[Entries taken from a collection]
____________________

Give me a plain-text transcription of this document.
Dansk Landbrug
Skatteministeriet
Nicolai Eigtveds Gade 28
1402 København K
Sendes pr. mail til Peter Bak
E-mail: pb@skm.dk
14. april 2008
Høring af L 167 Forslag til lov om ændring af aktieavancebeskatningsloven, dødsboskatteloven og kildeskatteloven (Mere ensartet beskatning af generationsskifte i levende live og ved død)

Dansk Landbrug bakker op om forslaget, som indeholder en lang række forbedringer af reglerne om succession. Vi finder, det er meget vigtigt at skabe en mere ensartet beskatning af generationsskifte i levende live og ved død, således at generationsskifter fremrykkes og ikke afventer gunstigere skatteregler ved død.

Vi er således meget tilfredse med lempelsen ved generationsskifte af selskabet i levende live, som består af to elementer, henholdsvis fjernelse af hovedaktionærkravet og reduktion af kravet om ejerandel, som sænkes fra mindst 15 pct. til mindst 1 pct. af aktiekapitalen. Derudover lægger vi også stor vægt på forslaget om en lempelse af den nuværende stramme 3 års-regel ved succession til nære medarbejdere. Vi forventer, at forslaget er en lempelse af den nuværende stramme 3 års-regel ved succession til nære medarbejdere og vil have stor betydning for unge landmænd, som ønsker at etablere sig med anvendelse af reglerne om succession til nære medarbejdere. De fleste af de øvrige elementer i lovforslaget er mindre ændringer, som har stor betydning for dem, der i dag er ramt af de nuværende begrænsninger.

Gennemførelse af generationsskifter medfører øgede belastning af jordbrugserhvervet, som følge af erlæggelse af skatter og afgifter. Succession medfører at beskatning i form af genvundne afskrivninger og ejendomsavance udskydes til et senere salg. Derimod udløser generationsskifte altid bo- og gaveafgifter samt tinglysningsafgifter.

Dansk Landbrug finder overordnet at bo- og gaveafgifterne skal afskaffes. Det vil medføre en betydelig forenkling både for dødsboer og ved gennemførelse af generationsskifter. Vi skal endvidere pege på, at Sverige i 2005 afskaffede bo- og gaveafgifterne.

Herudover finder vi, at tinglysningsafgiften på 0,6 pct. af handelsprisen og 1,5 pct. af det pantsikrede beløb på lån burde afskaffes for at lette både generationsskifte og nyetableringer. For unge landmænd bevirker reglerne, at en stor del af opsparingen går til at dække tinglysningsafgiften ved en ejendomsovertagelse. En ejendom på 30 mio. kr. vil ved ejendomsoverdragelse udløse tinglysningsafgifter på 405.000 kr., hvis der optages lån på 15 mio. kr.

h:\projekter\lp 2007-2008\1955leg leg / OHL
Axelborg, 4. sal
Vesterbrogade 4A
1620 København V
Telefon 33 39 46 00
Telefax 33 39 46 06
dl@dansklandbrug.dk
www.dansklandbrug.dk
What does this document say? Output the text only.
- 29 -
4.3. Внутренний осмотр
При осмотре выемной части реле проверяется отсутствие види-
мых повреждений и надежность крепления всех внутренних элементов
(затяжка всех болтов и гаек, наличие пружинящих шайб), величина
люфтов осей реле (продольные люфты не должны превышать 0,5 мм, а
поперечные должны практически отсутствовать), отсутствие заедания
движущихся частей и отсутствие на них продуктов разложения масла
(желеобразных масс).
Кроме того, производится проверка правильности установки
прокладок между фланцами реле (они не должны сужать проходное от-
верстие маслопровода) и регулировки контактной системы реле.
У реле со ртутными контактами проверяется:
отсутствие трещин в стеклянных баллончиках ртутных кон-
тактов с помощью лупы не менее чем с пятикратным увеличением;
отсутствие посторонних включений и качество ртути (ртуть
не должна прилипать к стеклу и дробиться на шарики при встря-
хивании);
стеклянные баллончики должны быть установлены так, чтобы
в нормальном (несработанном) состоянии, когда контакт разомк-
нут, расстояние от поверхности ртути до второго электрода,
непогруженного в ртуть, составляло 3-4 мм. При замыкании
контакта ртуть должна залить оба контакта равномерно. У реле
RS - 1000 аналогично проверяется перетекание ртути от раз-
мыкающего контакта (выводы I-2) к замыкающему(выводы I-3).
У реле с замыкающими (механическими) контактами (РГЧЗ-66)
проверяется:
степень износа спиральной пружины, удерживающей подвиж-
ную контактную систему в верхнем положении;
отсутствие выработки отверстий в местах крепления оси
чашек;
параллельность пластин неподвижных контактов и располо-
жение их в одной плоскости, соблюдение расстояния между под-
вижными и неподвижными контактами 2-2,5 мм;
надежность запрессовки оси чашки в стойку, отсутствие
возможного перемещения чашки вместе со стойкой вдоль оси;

____________________

WRITTEN TASK
Extract all of the data shown above without alteration.

TASK RESULT
Give me a plain-text transcription of this document.
Dansk Landbrug
Skatteministeriet
Nicolai Eigtveds Gade 28
1402 København K
Sendes pr. mail til Peter Bak
E-mail: pb@skm.dk
14. april 2008
Høring af L 167 Forslag til lov om ændring af aktieavancebeskatningsloven, dødsboskatteloven og kildeskatteloven (Mere ensartet beskatning af generationsskifte i levende live og ved død)

Dansk Landbrug bakker op om forslaget, som indeholder en lang række forbedringer af reglerne om succession. Vi finder, det er meget vigtigt at skabe en mere ensartet beskatning af generationsskifte i levende live og ved død, således at generationsskifter fremrykkes og ikke afventer gunstigere skatteregler ved død.

Vi er således meget tilfredse med lempelsen ved generationsskifte af selskabet i levende live, som består af to elementer, henholdsvis fjernelse af hovedaktionærkravet og reduktion af kravet om ejerandel, som sænkes fra mindst 15 pct. til mindst 1 pct. af aktiekapitalen. Derudover lægger vi også stor vægt på forslaget om en lempelse af den nuværende stramme 3 års-regel ved succession til nære medarbejdere. Vi forventer, at forslaget er en lempelse af den nuværende stramme 3 års-regel ved succession til nære medarbejdere og vil have stor betydning for unge landmænd, som ønsker at etablere sig med anvendelse af reglerne om succession til nære medarbejdere. De fleste af de øvrige elementer i lovforslaget er mindre ændringer, som har stor betydning for dem, der i dag er ramt af de nuværende begrænsninger.

Gennemførelse af generationsskifter medfører øgede belastning af jordbrugserhvervet, som følge af erlæggelse af skatter og afgifter. Succession medfører at beskatning i form af genvundne afskrivninger og ejendomsavance udskydes til et senere salg. Derimod udløser generationsskifte altid bo- og gaveafgifter samt tinglysningsafgifter.

Dansk Landbrug finder overordnet at bo- og gaveafgifterne skal afskaffes. Det vil medføre en betydelig forenkling både for dødsboer og ved gennemførelse af generationsskifter. Vi skal endvidere pege på, at Sverige i 2005 afskaffede bo- og gaveafgifterne.

Herudover finder vi, at tinglysningsafgiften på 0,6 pct. af handelsprisen og 1,5 pct. af det pantsikrede beløb på lån burde afskaffes for at lette både generationsskifte og nyetableringer. For unge landmænd bevirker reglerne, at en stor del af opsparingen går til at dække tinglysningsafgiften ved en ejendomsovertagelse. En ejendom på 30 mio. kr. vil ved ejendomsoverdragelse udløse tinglysningsafgifter på 405.000 kr., hvis der optages lån på 15 mio. kr.

h:\projekter\lp 2007-2008\1955leg leg / OHL
Axelborg, 4. sal
Vesterbrogade 4A
1620 København V
Telefon 33 39 46 00
Telefax 33 39 46 06
dl@dansklandbrug.dk
www.dansklandbrug.dk
What does this document say? Output the text only.
- 29 -
4.3. Внутренний осмотр
При осмотре выемной части реле проверяется отсутствие види-
мых повреждений и надежность крепления всех внутренних элементов
(затяжка всех болтов и гаек, наличие пружинящих шайб), величина
люфтов осей реле (продольные люфты не должны превышать 0,5 мм, а
поперечные должны практически отсутствовать), отсутствие заедания
движущихся частей и отсутствие на них продуктов разложения масла
(желеобразных масс).
Кроме того, производится проверка правильности установки
прокладок между фланцами реле (они не должны сужать проходное от-
верстие маслопровода) и регулировки контактной системы реле.
У реле со ртутными контактами проверяется:
отсутствие трещин в стеклянных баллончиках ртутных кон-
тактов с помощью лупы не менее чем с пятикратным увеличением;
отсутствие посторонних включений и качество ртути (ртуть
не должна прилипать к стеклу и дробиться на шарики при встря-
хивании);
стеклянные баллончики должны быть установлены так, чтобы
в нормальном (несработанном) состоянии, когда контакт разомк-
нут, расстояние от поверхности ртути до второго электрода,
непогруженного в ртуть, составляло 3-4 мм. При замыкании
контакта ртуть должна залить оба контакта равномерно. У реле
RS - 1000 аналогично проверяется перетекание ртути от раз-
мыкающего контакта (выводы I-2) к замыкающему(выводы I-3).
У реле с замыкающими (механическими) контактами (РГЧЗ-66)
проверяется:
степень износа спиральной пружины, удерживающей подвиж-
ную контактную систему в верхнем положении;
отсутствие выработки отверстий в местах крепления оси
чашек;
параллельность пластин неподвижных контактов и располо-
жение их в одной плоскости, соблюдение расстояния между под-
вижными и неподвижными контактами 2-2,5 мм;
надежность запрессовки оси чашки в стойку, отсутствие
возможного перемещения чашки вместе со стойкой вдоль оси;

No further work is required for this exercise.